Across the entries below, the lines containing "luminal" should be counted and only their number returned.

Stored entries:
Segment Open

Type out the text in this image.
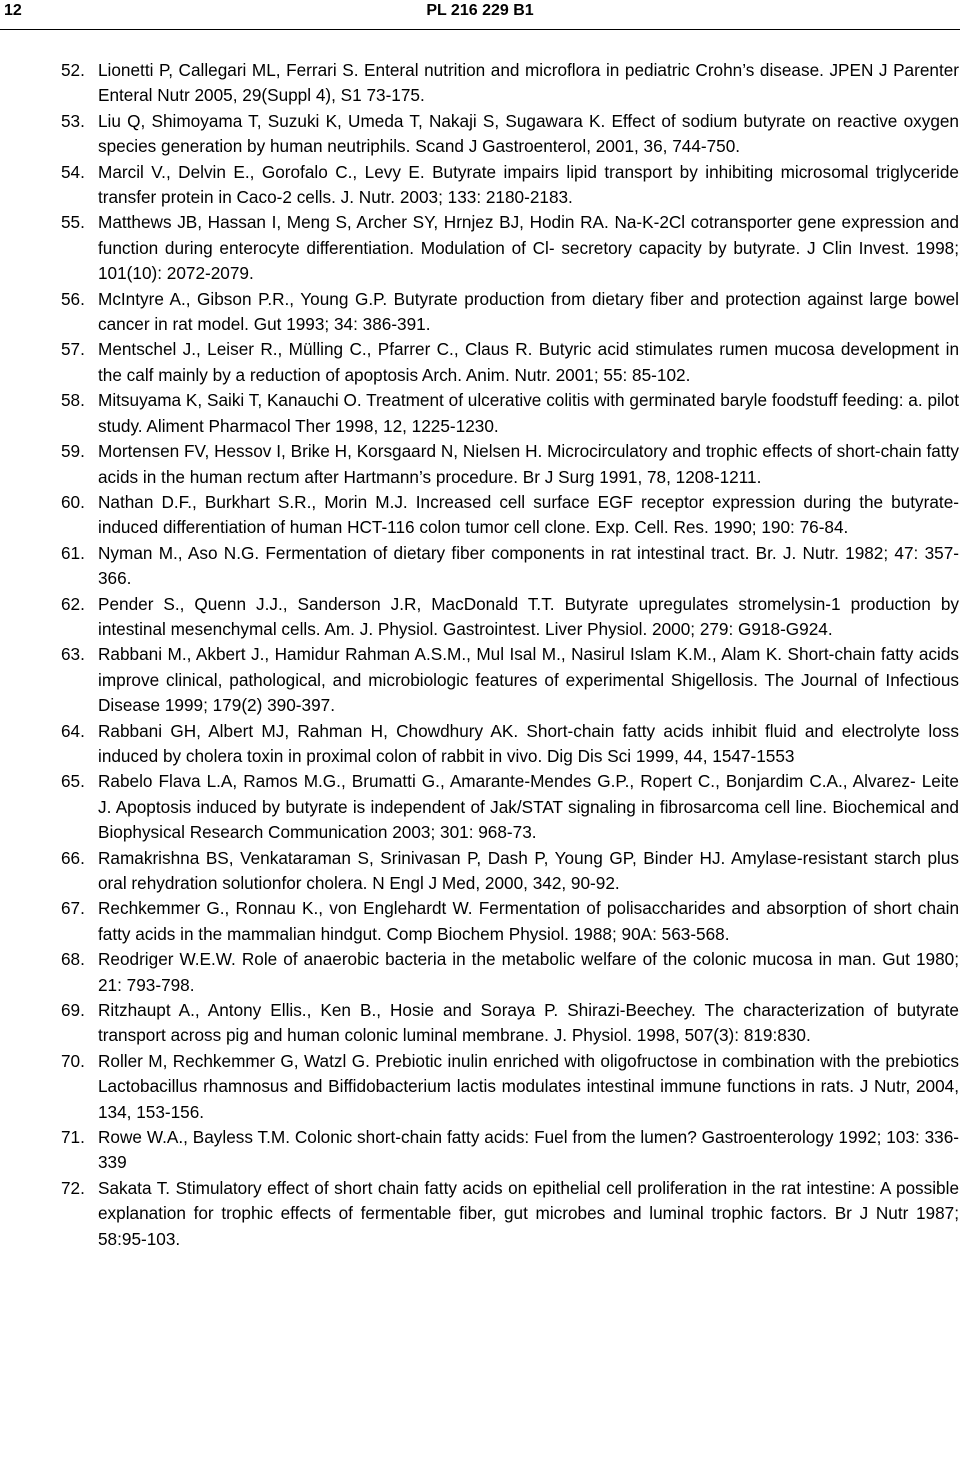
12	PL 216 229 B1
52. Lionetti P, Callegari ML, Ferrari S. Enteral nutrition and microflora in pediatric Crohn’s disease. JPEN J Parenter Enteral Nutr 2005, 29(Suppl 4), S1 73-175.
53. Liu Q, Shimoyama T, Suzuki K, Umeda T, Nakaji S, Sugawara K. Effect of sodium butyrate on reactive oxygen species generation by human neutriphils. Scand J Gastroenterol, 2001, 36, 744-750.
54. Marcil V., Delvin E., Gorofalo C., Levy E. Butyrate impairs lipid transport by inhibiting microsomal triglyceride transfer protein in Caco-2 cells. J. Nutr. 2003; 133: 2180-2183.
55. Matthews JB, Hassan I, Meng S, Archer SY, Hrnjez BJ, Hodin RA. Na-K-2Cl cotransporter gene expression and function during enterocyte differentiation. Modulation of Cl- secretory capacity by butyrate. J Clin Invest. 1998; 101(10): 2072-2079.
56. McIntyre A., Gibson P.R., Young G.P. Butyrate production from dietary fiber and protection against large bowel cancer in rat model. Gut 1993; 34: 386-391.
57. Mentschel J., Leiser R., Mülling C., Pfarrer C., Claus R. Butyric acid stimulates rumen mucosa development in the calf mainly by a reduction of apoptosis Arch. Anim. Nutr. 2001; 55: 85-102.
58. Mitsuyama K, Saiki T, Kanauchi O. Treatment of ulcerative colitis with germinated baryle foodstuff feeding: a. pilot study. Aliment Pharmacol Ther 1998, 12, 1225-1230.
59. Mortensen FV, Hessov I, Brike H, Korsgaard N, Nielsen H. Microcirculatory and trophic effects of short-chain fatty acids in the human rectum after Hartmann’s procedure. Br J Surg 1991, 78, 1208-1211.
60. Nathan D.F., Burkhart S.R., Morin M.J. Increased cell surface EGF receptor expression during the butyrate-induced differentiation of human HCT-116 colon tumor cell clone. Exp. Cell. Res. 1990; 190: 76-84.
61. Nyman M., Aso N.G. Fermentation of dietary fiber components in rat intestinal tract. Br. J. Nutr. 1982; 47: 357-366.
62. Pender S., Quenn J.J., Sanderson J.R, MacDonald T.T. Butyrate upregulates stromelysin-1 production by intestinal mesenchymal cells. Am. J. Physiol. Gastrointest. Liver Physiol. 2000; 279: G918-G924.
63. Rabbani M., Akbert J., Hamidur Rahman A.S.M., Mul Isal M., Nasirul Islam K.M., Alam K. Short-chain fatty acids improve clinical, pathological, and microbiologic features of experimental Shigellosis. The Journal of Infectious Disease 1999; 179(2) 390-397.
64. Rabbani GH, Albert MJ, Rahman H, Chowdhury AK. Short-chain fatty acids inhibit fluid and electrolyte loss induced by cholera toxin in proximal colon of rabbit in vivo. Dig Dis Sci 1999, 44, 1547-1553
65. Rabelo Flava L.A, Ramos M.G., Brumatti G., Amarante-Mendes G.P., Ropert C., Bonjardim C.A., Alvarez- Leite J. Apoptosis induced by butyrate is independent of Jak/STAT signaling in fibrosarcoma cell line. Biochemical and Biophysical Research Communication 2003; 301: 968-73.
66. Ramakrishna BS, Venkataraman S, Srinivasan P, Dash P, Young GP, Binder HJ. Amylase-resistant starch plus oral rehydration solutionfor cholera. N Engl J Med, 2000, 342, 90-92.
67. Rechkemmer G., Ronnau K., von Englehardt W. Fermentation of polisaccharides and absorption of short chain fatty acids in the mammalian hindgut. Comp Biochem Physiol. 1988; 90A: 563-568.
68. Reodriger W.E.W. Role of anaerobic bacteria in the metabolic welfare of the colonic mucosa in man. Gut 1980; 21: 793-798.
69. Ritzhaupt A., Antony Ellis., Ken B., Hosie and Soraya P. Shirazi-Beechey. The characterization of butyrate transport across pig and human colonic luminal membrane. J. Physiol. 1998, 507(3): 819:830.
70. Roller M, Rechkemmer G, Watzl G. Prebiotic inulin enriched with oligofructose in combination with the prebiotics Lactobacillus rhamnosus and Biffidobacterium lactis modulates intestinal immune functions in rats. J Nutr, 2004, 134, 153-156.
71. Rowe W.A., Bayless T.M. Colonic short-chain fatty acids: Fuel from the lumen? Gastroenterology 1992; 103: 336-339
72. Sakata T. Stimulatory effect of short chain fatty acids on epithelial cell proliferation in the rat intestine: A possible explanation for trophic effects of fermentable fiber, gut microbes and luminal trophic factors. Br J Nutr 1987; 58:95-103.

Segment Closed

- _Problem solution_: 2